INPUT RECORDS:
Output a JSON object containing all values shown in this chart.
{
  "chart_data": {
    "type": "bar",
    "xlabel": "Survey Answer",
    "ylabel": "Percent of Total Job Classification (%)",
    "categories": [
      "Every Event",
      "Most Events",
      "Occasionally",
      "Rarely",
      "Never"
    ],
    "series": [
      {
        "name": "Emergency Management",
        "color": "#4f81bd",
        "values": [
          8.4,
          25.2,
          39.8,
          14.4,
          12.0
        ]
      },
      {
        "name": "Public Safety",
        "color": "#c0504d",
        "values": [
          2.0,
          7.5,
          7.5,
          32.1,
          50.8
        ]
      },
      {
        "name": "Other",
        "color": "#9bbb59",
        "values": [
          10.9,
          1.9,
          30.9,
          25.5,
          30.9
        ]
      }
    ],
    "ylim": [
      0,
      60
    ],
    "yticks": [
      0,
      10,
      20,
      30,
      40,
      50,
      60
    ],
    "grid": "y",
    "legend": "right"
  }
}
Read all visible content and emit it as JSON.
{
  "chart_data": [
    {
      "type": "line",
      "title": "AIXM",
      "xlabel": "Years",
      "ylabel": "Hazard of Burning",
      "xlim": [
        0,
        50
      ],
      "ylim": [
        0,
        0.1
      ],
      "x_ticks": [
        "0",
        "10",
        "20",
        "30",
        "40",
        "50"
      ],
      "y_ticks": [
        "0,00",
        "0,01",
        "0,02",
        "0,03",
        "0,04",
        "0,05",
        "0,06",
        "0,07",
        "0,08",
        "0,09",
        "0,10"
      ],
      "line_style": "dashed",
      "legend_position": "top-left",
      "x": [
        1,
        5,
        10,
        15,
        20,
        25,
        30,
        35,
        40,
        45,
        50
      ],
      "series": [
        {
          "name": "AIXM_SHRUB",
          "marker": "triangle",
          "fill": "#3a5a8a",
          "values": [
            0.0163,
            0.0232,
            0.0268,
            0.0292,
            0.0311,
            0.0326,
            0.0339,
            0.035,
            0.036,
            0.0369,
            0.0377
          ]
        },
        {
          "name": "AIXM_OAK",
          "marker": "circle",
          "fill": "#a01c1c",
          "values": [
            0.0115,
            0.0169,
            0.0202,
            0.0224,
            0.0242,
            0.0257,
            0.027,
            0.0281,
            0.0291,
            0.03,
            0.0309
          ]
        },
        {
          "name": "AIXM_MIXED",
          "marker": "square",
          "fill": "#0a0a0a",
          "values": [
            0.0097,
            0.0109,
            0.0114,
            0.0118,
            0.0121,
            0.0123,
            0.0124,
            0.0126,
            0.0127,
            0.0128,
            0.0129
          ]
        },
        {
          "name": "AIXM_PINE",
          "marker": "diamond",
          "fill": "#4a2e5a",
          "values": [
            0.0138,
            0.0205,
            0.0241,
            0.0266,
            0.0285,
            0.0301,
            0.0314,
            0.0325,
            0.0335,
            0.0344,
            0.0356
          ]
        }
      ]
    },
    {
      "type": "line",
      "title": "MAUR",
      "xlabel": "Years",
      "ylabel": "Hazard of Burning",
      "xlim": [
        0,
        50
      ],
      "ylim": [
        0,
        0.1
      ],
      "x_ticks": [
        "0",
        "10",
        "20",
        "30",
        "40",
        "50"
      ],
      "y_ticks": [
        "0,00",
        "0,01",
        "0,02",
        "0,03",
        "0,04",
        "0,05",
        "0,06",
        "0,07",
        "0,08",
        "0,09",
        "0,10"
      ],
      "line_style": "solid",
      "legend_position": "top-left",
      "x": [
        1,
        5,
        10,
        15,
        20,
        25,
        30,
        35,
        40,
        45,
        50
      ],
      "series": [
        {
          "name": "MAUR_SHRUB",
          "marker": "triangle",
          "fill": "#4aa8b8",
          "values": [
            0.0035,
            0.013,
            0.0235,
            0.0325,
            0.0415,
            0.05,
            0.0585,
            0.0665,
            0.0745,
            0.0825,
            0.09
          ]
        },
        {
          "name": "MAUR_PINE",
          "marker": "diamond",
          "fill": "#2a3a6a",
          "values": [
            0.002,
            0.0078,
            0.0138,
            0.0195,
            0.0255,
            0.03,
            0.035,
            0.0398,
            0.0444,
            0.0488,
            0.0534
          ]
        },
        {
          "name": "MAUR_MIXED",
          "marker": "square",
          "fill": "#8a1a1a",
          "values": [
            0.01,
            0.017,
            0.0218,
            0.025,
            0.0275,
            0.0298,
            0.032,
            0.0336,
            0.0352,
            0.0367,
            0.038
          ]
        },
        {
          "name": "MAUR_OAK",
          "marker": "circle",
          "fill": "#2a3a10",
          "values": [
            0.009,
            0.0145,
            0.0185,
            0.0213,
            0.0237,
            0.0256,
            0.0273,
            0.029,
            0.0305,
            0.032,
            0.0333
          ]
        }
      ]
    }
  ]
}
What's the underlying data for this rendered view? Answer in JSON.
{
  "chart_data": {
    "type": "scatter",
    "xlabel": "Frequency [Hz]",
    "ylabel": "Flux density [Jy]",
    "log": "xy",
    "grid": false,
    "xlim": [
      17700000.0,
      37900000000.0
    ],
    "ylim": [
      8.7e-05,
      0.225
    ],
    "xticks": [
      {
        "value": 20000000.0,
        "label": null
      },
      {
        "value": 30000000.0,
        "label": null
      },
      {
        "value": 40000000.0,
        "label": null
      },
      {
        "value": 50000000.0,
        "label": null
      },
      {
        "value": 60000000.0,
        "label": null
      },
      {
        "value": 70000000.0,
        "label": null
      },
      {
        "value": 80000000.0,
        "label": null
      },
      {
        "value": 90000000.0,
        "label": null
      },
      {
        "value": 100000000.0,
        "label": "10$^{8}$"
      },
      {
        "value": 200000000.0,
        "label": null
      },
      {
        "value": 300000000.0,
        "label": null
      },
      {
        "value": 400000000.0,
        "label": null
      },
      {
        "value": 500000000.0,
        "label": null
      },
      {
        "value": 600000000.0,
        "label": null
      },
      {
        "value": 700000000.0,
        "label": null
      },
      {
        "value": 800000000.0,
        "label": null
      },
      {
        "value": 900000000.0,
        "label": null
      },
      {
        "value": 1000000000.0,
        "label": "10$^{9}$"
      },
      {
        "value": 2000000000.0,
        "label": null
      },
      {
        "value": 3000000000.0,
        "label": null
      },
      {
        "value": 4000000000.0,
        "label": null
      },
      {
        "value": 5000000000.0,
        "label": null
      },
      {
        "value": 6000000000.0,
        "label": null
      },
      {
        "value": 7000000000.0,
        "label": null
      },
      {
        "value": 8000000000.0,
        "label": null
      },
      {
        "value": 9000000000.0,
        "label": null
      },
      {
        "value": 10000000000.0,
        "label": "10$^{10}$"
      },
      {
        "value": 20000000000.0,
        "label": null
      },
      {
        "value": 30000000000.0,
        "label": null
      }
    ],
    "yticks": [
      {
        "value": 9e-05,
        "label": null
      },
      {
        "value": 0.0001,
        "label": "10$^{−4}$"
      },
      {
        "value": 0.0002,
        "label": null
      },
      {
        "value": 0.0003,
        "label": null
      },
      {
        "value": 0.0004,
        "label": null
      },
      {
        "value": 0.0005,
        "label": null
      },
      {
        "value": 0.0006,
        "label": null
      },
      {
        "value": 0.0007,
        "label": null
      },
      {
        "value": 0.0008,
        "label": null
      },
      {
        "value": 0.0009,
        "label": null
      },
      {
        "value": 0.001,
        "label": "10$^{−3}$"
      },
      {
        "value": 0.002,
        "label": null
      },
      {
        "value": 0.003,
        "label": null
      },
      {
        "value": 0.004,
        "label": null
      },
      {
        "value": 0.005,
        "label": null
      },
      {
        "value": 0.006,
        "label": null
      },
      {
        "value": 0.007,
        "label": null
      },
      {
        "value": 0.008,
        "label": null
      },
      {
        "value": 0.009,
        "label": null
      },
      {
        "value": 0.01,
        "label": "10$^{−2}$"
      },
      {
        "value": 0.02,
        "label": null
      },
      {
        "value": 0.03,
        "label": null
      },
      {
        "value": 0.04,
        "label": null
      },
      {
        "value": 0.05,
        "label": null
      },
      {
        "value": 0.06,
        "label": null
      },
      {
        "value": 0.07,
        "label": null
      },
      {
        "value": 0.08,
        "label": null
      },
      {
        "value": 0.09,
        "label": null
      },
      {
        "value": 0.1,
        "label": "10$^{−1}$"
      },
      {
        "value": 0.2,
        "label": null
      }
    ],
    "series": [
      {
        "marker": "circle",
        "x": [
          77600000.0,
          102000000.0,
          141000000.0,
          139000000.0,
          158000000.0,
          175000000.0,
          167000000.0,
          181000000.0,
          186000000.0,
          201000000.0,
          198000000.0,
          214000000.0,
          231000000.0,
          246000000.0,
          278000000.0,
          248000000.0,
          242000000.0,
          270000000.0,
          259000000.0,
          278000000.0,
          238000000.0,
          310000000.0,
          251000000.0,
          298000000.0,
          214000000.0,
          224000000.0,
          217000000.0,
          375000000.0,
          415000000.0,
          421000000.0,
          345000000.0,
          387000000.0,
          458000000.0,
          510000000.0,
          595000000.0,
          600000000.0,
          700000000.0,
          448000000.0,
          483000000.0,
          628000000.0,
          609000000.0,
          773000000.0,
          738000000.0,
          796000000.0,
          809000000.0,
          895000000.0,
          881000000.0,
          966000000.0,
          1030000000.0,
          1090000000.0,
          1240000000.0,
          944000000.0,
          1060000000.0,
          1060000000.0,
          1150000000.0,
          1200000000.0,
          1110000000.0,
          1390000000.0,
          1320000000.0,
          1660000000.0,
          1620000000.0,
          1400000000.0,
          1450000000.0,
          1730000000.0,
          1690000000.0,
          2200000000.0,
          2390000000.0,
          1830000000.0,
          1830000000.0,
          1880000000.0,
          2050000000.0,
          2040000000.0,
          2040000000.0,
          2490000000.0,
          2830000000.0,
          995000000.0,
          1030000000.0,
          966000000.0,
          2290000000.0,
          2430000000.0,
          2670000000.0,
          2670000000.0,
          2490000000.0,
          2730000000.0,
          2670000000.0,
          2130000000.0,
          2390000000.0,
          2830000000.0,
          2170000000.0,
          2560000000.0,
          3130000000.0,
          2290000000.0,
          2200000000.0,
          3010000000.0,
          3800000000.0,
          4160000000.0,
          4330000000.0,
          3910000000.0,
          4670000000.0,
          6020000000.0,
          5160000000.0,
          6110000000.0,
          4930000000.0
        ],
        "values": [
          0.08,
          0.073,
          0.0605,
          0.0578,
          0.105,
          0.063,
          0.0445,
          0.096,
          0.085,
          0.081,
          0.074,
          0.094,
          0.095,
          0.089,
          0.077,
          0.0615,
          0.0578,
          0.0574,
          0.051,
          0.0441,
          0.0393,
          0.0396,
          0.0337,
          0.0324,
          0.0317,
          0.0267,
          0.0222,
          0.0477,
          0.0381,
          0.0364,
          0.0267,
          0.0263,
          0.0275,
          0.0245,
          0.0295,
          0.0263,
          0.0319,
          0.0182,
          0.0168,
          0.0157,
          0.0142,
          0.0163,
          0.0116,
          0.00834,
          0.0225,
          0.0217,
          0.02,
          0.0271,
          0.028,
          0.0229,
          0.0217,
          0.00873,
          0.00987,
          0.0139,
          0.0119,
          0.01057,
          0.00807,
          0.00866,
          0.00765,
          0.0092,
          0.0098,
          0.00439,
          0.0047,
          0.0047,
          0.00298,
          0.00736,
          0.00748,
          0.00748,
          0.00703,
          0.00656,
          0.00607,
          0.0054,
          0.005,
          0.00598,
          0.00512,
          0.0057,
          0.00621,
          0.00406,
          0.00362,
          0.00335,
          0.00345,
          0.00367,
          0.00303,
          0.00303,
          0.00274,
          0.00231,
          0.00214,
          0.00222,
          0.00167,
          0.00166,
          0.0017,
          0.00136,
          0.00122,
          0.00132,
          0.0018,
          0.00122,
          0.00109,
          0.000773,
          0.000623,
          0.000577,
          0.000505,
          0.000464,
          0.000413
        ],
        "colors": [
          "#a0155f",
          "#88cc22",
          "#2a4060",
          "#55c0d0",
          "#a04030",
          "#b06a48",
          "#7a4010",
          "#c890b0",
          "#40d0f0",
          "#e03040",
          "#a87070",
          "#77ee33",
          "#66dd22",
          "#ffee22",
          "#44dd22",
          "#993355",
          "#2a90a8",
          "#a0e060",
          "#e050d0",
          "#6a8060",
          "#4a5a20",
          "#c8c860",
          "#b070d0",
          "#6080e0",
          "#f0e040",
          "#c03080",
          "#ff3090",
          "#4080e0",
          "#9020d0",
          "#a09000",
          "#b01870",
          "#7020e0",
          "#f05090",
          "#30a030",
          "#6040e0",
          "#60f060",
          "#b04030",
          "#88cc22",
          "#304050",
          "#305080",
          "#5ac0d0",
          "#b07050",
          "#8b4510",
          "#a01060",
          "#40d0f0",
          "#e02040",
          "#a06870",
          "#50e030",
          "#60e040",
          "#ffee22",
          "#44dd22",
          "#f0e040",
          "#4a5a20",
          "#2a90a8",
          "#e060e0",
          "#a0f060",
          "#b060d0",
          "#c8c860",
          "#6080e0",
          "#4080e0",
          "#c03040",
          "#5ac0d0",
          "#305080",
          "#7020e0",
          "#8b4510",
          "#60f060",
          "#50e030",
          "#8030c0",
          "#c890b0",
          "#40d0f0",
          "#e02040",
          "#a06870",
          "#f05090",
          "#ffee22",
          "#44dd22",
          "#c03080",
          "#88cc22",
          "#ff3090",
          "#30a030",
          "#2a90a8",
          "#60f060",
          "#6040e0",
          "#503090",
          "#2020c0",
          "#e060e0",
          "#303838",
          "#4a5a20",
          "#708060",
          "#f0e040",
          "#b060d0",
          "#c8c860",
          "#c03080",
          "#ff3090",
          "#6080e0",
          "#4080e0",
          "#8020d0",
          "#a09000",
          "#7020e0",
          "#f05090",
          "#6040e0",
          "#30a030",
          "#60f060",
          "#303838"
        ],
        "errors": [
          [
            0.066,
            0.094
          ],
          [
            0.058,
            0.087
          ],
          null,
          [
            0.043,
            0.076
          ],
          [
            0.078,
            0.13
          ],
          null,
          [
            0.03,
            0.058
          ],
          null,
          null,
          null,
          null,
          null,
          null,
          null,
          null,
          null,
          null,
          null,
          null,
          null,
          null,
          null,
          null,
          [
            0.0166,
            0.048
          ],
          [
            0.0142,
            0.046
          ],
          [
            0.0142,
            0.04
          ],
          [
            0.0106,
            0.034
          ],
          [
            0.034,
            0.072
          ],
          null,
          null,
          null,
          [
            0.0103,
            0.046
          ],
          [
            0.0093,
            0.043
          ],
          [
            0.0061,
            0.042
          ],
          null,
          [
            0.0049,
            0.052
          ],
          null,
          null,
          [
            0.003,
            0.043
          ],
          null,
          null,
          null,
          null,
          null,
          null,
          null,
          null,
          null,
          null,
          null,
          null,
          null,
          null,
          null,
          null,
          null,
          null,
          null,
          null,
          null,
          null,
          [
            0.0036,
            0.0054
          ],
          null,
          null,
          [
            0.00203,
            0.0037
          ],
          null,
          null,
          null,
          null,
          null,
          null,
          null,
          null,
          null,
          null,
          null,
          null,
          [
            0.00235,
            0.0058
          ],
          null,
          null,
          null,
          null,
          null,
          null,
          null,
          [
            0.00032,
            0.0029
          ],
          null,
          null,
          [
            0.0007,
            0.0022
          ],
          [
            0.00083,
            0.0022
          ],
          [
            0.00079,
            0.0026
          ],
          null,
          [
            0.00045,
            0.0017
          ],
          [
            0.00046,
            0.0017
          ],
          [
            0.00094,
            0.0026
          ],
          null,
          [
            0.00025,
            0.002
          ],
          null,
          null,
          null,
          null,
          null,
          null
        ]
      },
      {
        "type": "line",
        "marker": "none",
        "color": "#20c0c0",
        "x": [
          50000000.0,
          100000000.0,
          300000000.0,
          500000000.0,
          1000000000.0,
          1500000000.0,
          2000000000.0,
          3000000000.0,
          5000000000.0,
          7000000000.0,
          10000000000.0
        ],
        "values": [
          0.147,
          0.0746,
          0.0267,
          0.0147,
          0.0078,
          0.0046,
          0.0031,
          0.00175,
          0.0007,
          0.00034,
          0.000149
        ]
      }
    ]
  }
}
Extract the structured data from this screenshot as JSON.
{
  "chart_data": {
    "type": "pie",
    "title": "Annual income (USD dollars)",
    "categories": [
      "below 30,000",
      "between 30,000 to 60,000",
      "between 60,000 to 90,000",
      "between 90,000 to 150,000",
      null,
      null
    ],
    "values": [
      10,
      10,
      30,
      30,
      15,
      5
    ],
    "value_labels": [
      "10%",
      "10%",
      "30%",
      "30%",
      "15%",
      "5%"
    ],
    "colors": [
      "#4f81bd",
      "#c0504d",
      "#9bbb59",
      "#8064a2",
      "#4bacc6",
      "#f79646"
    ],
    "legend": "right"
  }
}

EXERCISE OBJECTIVE: Go over the records above and tally the lines with the word "name" in them. Give the number alone.

SOLVED EXERCISE: 11